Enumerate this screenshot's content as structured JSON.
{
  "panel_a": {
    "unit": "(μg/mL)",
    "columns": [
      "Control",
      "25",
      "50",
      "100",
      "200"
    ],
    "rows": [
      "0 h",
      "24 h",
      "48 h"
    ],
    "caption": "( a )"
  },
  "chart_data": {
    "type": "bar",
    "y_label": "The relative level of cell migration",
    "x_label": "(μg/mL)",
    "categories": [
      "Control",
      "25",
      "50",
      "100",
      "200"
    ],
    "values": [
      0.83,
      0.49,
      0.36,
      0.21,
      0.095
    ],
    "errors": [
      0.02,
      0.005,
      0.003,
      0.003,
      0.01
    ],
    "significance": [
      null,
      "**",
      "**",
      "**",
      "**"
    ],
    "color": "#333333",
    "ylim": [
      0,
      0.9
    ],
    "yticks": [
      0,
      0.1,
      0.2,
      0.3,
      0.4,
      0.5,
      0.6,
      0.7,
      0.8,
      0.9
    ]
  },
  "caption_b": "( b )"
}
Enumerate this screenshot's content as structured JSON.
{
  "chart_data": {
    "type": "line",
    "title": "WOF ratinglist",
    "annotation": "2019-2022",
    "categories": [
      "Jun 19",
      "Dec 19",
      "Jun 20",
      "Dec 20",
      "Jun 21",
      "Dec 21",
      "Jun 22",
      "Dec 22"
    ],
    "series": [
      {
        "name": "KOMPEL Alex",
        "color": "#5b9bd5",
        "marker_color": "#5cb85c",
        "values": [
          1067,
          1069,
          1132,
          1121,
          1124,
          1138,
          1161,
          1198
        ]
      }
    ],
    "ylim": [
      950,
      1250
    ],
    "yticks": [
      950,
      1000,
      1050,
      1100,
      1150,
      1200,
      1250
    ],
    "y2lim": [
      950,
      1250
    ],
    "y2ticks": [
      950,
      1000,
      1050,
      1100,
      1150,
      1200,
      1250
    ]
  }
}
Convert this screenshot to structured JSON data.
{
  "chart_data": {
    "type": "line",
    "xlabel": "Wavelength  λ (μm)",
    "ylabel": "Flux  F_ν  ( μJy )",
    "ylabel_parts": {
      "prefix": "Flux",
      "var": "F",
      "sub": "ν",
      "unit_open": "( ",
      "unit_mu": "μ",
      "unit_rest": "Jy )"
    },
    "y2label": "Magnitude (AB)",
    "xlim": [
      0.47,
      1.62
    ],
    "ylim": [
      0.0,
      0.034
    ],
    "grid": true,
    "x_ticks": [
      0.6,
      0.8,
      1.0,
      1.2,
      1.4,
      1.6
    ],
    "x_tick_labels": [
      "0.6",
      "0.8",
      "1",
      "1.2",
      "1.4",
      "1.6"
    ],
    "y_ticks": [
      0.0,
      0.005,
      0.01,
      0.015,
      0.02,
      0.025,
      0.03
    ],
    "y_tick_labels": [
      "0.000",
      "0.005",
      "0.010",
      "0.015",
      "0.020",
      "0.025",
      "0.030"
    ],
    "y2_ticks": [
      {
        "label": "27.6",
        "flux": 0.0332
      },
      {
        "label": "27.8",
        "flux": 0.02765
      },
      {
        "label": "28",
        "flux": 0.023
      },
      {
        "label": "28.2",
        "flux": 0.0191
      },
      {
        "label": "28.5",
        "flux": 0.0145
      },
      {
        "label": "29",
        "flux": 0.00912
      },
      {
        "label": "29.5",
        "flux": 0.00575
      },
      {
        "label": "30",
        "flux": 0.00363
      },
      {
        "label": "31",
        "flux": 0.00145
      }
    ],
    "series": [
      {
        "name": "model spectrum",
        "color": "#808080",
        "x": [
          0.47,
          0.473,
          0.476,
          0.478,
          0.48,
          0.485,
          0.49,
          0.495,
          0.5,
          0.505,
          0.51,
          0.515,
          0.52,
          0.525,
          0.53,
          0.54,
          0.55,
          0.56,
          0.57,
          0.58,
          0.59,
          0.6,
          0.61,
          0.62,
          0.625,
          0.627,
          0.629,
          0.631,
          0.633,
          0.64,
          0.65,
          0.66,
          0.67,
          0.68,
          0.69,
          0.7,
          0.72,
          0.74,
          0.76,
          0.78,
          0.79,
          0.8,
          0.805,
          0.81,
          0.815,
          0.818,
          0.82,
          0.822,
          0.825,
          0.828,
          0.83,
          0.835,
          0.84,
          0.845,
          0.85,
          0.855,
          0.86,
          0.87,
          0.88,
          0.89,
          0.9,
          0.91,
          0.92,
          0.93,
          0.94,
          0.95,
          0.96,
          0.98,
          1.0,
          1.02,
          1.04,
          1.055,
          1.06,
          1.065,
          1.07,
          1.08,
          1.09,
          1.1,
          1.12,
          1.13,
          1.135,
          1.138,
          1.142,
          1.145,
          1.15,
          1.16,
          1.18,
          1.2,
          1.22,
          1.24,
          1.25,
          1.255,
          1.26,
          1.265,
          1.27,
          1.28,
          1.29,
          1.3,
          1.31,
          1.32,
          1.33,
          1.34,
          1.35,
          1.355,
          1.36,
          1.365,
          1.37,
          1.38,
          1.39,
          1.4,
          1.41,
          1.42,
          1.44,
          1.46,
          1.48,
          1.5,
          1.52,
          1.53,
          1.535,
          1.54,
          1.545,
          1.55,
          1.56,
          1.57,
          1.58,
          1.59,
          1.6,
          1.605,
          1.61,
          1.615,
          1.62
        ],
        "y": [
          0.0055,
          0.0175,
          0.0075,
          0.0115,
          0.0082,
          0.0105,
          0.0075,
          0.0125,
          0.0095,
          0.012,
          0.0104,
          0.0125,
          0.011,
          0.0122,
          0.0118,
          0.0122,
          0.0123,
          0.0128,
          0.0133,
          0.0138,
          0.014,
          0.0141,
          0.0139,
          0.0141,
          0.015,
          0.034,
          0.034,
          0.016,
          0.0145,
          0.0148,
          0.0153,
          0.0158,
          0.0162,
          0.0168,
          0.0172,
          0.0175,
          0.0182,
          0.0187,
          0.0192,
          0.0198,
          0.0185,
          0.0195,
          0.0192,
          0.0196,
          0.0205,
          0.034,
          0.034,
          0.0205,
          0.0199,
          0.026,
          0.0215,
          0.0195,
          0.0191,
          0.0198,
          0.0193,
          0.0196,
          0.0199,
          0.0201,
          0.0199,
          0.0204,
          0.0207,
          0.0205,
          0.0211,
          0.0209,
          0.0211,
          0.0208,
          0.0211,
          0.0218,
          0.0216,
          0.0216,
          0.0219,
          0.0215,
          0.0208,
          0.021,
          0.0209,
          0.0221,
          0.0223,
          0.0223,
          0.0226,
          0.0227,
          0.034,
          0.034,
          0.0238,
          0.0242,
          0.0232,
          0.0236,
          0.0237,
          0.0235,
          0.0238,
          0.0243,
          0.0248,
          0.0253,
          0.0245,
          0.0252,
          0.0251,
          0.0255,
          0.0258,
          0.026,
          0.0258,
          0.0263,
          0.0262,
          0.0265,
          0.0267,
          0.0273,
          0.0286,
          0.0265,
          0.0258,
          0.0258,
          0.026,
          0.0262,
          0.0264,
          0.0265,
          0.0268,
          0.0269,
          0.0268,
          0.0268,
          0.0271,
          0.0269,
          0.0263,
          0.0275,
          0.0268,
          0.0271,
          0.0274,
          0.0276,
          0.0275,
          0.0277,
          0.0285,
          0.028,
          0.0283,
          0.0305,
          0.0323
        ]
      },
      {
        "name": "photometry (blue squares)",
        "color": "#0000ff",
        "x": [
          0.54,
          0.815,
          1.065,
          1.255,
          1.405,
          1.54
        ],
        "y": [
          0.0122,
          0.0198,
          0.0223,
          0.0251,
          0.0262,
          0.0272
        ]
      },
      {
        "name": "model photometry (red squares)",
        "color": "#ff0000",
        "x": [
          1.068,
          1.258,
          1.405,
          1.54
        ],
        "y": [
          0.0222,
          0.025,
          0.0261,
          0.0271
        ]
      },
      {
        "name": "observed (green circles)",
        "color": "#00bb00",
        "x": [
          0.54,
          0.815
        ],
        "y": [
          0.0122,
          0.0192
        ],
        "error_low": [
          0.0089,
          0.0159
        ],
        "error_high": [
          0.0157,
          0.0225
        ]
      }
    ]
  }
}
◆ ◆ ◆ ◆ ◆ ◆ ◆
- Stated problem:
In the records above, how many lines contain the word "name"? Give the number alone.

- Exercise output:
5